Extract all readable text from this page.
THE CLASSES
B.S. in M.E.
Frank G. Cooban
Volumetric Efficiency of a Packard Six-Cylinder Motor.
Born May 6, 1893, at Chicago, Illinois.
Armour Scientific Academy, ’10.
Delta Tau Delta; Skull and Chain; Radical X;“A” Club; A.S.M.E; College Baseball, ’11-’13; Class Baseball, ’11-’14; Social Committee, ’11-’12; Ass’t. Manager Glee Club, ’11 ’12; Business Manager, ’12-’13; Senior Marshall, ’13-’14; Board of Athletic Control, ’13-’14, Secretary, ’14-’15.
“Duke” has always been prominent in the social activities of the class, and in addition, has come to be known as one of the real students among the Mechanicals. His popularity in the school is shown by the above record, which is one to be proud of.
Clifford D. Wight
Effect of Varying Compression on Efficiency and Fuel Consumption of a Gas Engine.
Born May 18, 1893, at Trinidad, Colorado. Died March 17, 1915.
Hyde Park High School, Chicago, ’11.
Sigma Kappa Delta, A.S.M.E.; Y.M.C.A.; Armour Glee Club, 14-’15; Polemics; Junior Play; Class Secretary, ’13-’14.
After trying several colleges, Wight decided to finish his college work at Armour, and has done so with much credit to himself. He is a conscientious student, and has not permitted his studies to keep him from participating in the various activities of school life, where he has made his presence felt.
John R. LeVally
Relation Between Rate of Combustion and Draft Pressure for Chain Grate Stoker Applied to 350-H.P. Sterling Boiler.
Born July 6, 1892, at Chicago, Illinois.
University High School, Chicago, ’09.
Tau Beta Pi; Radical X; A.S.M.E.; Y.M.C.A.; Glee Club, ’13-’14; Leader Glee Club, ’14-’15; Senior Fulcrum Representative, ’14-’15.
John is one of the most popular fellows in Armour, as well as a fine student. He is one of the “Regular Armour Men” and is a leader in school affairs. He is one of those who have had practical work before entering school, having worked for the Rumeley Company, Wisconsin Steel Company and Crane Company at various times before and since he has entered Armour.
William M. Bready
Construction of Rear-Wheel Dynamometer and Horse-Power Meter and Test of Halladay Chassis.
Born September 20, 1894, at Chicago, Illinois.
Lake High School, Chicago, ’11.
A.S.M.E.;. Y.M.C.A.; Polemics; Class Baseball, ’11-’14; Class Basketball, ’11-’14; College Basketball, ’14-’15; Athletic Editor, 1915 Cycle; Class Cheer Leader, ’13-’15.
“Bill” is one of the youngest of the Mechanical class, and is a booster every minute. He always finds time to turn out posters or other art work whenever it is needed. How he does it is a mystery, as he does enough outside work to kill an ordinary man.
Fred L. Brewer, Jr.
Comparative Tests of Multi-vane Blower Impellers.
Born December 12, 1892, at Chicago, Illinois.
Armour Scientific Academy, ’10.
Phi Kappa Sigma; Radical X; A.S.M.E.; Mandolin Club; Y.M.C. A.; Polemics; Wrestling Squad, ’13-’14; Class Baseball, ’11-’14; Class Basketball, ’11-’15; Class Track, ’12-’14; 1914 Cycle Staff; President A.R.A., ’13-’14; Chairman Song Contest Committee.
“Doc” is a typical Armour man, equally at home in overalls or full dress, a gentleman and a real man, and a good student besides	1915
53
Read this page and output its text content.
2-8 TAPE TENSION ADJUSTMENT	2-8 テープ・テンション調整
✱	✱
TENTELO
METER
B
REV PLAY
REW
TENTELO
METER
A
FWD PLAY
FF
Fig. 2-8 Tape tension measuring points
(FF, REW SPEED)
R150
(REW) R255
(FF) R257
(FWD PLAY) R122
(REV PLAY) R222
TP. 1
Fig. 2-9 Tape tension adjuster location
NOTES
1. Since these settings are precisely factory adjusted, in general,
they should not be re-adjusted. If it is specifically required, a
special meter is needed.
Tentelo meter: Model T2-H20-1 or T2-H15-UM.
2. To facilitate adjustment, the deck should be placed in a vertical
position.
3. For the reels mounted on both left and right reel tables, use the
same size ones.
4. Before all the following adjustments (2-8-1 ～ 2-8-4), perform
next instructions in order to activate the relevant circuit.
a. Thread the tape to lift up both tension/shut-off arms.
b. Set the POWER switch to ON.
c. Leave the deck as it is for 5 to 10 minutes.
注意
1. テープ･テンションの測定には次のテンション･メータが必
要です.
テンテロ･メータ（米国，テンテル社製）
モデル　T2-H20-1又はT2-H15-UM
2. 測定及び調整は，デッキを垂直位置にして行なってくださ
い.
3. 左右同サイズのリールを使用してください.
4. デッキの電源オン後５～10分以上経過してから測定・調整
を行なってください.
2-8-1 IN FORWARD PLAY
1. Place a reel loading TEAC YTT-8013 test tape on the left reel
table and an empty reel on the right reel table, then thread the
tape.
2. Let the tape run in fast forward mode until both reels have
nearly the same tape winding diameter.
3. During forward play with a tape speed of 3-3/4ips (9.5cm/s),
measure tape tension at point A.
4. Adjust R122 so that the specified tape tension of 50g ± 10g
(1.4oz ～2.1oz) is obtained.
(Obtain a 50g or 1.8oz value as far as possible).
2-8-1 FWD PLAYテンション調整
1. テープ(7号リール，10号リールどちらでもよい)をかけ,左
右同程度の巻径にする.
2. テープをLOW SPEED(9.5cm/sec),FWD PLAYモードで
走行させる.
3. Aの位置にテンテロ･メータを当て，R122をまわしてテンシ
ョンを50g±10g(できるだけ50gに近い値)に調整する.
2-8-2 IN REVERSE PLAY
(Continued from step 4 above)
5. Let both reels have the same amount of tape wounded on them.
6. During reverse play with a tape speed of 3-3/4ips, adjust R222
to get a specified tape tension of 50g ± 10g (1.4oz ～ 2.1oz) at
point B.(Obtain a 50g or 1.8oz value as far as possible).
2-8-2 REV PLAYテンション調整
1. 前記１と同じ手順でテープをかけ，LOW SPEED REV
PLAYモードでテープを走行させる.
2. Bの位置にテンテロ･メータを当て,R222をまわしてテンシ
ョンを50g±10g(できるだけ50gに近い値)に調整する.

§ **TO BE DONE**:
Filter for "reels". Return all lines that hold it.

§ **REPLY**:
3. For the reels mounted on both left and right reel tables, use the
2. Let the tape run in fast forward mode until both reels have
5. Let both reels have the same amount of tape wounded on them.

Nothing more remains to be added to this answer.